Cuando la pasión reglamentarista de los ediles se aventuró, hacia 1905, en el terreno de la urbanidad, produjo esta memorable disposición: “En el tránsito por veredas, calles y caminos, los peatones no podrán impedir que quienes lleven una dirección contraria conserven siempre la derecha”. (Lo cual supone, por “contraria sensu”, que podían pechar impunemente a los atacados de prematuras desviaciones izquierdistas).
George Clemenceau, a quien el centro comercial de Buenos Aires le pareció en aquellos años el más obstruido que había visto, no dejó de advertir que “las aceras, tan estrechas de por sí que no permiten la marcha de dos personas de frente, están limitadas por un molesto antecuerpo de tranvía que pasa cerca de ellas, poniendo en peligro a los transeúntes”.
En esa época —una edad feliz de dudosas panaceas para los nervios (apio de Paine), la dispepsia (digestivo Mojarrieta), la acné y las pecas (pomada del Salvador) y las enfermedades secretas (cápsulas de sándalo)— de audaces novedades (“los nuevos grafófonos que cantan y hablan tan alto como la voz humana”), los primeros automóviles incursionaron tímidamente por la ciudad. Muy pronto otra ordenanza les fijó la velocidad máxima para circular entre las avenidas Callao, Entre Ríos, Brasil, Leandro N. Alem, Paseo Colón y Alvear —hasta Palermo—: 14 kilómetros por hora. Más allá, alocados “tuercas” podían apretar a fondo los aceleradores de espantables Dion-Bouton, Hispano-Suiza, Daimier o Stutz.

-- Qué hay que hacer --
Repite completo y sin ningún cambio el texto sobre las calles de Buenos Aires a comienzos del siglo XX. Las filas son un material aparte del texto.

-- Datos dados --
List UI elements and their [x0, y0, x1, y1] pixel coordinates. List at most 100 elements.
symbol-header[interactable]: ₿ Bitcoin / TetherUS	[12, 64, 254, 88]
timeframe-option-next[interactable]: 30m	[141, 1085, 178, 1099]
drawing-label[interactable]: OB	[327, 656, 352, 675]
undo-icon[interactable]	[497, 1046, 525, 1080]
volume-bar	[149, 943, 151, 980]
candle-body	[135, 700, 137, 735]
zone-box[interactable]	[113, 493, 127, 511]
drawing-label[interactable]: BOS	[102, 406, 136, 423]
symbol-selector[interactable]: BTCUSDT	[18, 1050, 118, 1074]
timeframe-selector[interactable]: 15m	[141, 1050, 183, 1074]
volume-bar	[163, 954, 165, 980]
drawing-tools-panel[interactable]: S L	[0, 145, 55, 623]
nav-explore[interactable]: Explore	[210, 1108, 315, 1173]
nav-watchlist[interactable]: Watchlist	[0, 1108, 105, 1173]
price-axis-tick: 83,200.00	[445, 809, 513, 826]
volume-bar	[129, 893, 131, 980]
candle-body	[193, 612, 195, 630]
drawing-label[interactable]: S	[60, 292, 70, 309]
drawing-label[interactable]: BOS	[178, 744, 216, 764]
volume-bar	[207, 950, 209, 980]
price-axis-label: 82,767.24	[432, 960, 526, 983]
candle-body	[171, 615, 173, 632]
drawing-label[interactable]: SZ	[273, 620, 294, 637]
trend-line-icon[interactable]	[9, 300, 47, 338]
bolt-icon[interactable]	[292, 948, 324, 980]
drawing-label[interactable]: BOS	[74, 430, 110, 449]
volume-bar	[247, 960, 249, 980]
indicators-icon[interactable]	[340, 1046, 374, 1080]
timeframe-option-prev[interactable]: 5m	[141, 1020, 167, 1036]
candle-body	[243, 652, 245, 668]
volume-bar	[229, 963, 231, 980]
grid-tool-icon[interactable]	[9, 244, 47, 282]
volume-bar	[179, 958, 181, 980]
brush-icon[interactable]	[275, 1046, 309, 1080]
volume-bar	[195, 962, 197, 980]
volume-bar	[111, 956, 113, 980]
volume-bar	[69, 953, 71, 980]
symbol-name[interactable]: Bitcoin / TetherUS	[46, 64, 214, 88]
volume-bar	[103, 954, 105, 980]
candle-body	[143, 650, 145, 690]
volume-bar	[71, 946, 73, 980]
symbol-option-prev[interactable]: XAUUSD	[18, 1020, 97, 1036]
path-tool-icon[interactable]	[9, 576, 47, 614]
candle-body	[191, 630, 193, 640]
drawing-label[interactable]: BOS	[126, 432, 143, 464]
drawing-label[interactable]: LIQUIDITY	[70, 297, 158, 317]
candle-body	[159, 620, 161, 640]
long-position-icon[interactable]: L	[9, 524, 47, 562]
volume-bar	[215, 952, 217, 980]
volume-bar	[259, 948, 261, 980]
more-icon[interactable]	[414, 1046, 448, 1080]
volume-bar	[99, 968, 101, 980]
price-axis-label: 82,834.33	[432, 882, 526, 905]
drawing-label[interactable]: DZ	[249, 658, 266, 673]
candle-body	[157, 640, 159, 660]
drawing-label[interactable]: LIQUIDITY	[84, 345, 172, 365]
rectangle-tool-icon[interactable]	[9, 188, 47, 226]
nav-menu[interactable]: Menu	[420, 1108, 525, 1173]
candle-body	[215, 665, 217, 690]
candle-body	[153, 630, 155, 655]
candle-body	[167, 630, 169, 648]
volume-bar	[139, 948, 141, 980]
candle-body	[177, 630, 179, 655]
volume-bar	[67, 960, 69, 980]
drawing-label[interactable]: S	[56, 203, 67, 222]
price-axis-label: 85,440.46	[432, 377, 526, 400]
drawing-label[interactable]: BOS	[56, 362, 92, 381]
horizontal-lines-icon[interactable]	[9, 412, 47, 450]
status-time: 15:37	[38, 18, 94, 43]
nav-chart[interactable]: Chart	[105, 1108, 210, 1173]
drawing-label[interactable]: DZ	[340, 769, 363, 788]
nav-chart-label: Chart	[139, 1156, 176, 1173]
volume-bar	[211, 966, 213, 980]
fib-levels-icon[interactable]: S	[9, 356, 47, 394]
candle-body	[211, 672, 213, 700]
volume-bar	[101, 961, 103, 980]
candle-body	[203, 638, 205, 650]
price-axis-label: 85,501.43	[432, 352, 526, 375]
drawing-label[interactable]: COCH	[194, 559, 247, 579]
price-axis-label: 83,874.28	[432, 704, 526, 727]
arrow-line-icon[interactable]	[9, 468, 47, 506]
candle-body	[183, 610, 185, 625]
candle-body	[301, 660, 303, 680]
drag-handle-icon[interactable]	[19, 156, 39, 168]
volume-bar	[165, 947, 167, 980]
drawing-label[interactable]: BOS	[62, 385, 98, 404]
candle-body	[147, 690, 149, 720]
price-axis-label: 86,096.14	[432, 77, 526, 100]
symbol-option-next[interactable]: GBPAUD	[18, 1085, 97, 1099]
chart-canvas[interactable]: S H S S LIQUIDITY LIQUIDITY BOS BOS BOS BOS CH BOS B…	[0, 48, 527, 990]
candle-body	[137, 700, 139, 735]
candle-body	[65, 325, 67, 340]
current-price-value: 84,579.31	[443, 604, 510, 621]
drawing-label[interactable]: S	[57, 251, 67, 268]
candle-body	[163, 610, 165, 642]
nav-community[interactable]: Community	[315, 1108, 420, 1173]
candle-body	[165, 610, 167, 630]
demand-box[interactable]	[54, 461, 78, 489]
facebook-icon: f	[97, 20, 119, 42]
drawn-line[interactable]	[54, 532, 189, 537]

-- Respuesta final --
Cuando la pasión reglamentarista de los ediles se aventuró, hacia 1905, en el terreno de la urbanidad, produjo esta memorable disposición: “En el tránsito por veredas, calles y caminos, los peatones no podrán impedir que quienes lleven una dirección contraria conserven siempre la derecha”. (Lo cual supone, por “contraria sensu”, que podían pechar impunemente a los atacados de prematuras desviaciones izquierdistas).
George Clemenceau, a quien el centro comercial de Buenos Aires le pareció en aquellos años el más obstruido que había visto, no dejó de advertir que “las aceras, tan estrechas de por sí que no permiten la marcha de dos personas de frente, están limitadas por un molesto antecuerpo de tranvía que pasa cerca de ellas, poniendo en peligro a los transeúntes”.
En esa época —una edad feliz de dudosas panaceas para los nervios (apio de Paine), la dispepsia (digestivo Mojarrieta), la acné y las pecas (pomada del Salvador) y las enfermedades secretas (cápsulas de sándalo)— de audaces novedades (“los nuevos grafófonos que cantan y hablan tan alto como la voz humana”), los primeros automóviles incursionaron tímidamente por la ciudad. Muy pronto otra ordenanza les fijó la velocidad máxima para circular entre las avenidas Callao, Entre Ríos, Brasil, Leandro N. Alem, Paseo Colón y Alvear —hasta Palermo—: 14 kilómetros por hora. Más allá, alocados “tuercas” podían apretar a fondo los aceleradores de espantables Dion-Bouton, Hispano-Suiza, Daimier o Stutz.